**WHAT YOU HAVE TO DO:** Scan the data below for the string "color". Copy every line where it appears.
-------- LISTING
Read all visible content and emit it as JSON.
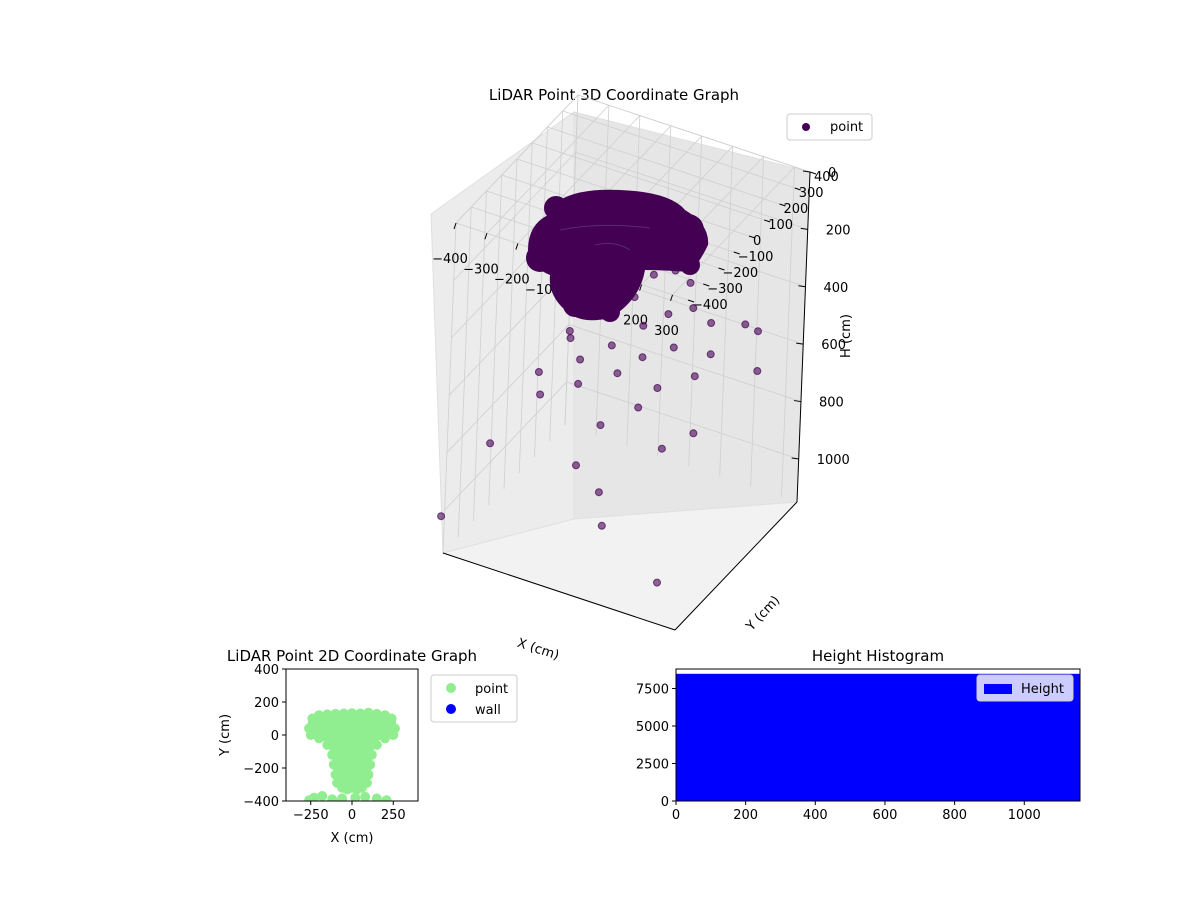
{
  "chart_data": [
    {
      "type": "scatter3d",
      "title": "LiDAR Point 3D Coordinate Graph",
      "xlabel": "X (cm)",
      "ylabel": "Y (cm)",
      "zlabel": "H (cm)",
      "xticks": [
        -400,
        -300,
        -200,
        -100,
        0,
        100,
        200,
        300
      ],
      "yticks": [
        -400,
        -300,
        -200,
        -100,
        0,
        100,
        200,
        300,
        400
      ],
      "zticks": [
        0,
        200,
        400,
        600,
        800,
        1000
      ],
      "xlim": [
        -400,
        350
      ],
      "ylim": [
        -400,
        400
      ],
      "zlim": [
        0,
        1150
      ],
      "z_inverted": true,
      "legend": [
        {
          "label": "point",
          "color": "#440154"
        }
      ],
      "legend_position": "upper-right",
      "cluster": {
        "x_range": [
          -300,
          300
        ],
        "y_range": [
          -400,
          150
        ],
        "h_range": [
          150,
          400
        ],
        "note_points": "dense"
      },
      "series": [
        {
          "name": "point",
          "color": "#440154",
          "points": [
            [
              -420,
              -380,
              1040
            ],
            [
              -380,
              -150,
              900
            ],
            [
              -350,
              100,
              780
            ],
            [
              -320,
              50,
              820
            ],
            [
              -300,
              200,
              700
            ],
            [
              -280,
              150,
              640
            ],
            [
              -260,
              300,
              560
            ],
            [
              -240,
              250,
              600
            ],
            [
              -220,
              100,
              690
            ],
            [
              -200,
              50,
              740
            ],
            [
              -180,
              200,
              520
            ],
            [
              -160,
              300,
              480
            ],
            [
              -150,
              -50,
              950
            ],
            [
              -130,
              120,
              620
            ],
            [
              -110,
              220,
              500
            ],
            [
              -100,
              0,
              820
            ],
            [
              -90,
              80,
              680
            ],
            [
              -70,
              260,
              430
            ],
            [
              -60,
              180,
              560
            ],
            [
              -50,
              -100,
              980
            ],
            [
              -40,
              140,
              640
            ],
            [
              -20,
              300,
              420
            ],
            [
              -10,
              60,
              760
            ],
            [
              0,
              220,
              520
            ],
            [
              10,
              -200,
              1020
            ],
            [
              20,
              320,
              460
            ],
            [
              30,
              100,
              700
            ],
            [
              40,
              180,
              600
            ],
            [
              60,
              260,
              500
            ],
            [
              80,
              40,
              860
            ],
            [
              100,
              300,
              560
            ],
            [
              120,
              160,
              660
            ],
            [
              140,
              220,
              610
            ],
            [
              160,
              80,
              800
            ],
            [
              200,
              320,
              540
            ],
            [
              240,
              -300,
              1080
            ],
            [
              260,
              280,
              520
            ],
            [
              300,
              200,
              600
            ]
          ]
        }
      ]
    },
    {
      "type": "scatter",
      "title": "LiDAR Point 2D Coordinate Graph",
      "xlabel": "X (cm)",
      "ylabel": "Y (cm)",
      "xlim": [
        -400,
        400
      ],
      "ylim": [
        -400,
        400
      ],
      "xticks": [
        -250,
        0,
        250
      ],
      "yticks": [
        -400,
        -200,
        0,
        200,
        400
      ],
      "legend": [
        {
          "label": "point",
          "color": "#90ee90"
        },
        {
          "label": "wall",
          "color": "#0000ff"
        }
      ],
      "legend_position": "outside-right",
      "series": [
        {
          "name": "point",
          "color": "#90ee90",
          "points": [
            [
              -240,
              100
            ],
            [
              -200,
              120
            ],
            [
              -150,
              125
            ],
            [
              -100,
              128
            ],
            [
              -50,
              130
            ],
            [
              0,
              132
            ],
            [
              50,
              130
            ],
            [
              100,
              135
            ],
            [
              150,
              128
            ],
            [
              200,
              120
            ],
            [
              240,
              100
            ],
            [
              260,
              40
            ],
            [
              -260,
              40
            ],
            [
              -250,
              0
            ],
            [
              250,
              0
            ],
            [
              -200,
              -20
            ],
            [
              200,
              -20
            ],
            [
              -150,
              -60
            ],
            [
              150,
              -60
            ],
            [
              -120,
              -120
            ],
            [
              120,
              -120
            ],
            [
              -110,
              -180
            ],
            [
              110,
              -180
            ],
            [
              -100,
              -240
            ],
            [
              100,
              -240
            ],
            [
              -90,
              -290
            ],
            [
              90,
              -290
            ],
            [
              -60,
              -320
            ],
            [
              60,
              -320
            ],
            [
              -30,
              -330
            ],
            [
              30,
              -330
            ],
            [
              0,
              -320
            ],
            [
              -50,
              50
            ],
            [
              50,
              50
            ],
            [
              0,
              0
            ],
            [
              -80,
              -40
            ],
            [
              80,
              -40
            ],
            [
              0,
              -100
            ],
            [
              -40,
              -200
            ],
            [
              40,
              -200
            ],
            [
              0,
              -260
            ],
            [
              -230,
              -380
            ],
            [
              -180,
              -370
            ],
            [
              -120,
              -390
            ],
            [
              -60,
              -385
            ],
            [
              20,
              -380
            ],
            [
              80,
              -375
            ],
            [
              150,
              -385
            ],
            [
              210,
              -395
            ],
            [
              -260,
              -395
            ]
          ]
        },
        {
          "name": "wall",
          "color": "#0000ff",
          "points": []
        }
      ]
    },
    {
      "type": "bar",
      "title": "Height Histogram",
      "xlabel": "",
      "ylabel": "",
      "xlim": [
        0,
        1160
      ],
      "ylim": [
        0,
        8800
      ],
      "xticks": [
        0,
        200,
        400,
        600,
        800,
        1000
      ],
      "yticks": [
        0,
        2500,
        5000,
        7500
      ],
      "legend": [
        {
          "label": "Height",
          "color": "#0000ff"
        }
      ],
      "legend_position": "upper-right",
      "series": [
        {
          "name": "Height",
          "color": "#0000ff",
          "bins": [
            [
              0,
              1160,
              8480
            ]
          ]
        }
      ]
    }
  ]
}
----------------
**TASK OUTPUT:**
          "color": "#440154"
          "color": "#440154",
          "color": "#90ee90"
          "color": "#0000ff"
          "color": "#90ee90",
          "color": "#0000ff",
          "color": "#0000ff"
          "color": "#0000ff",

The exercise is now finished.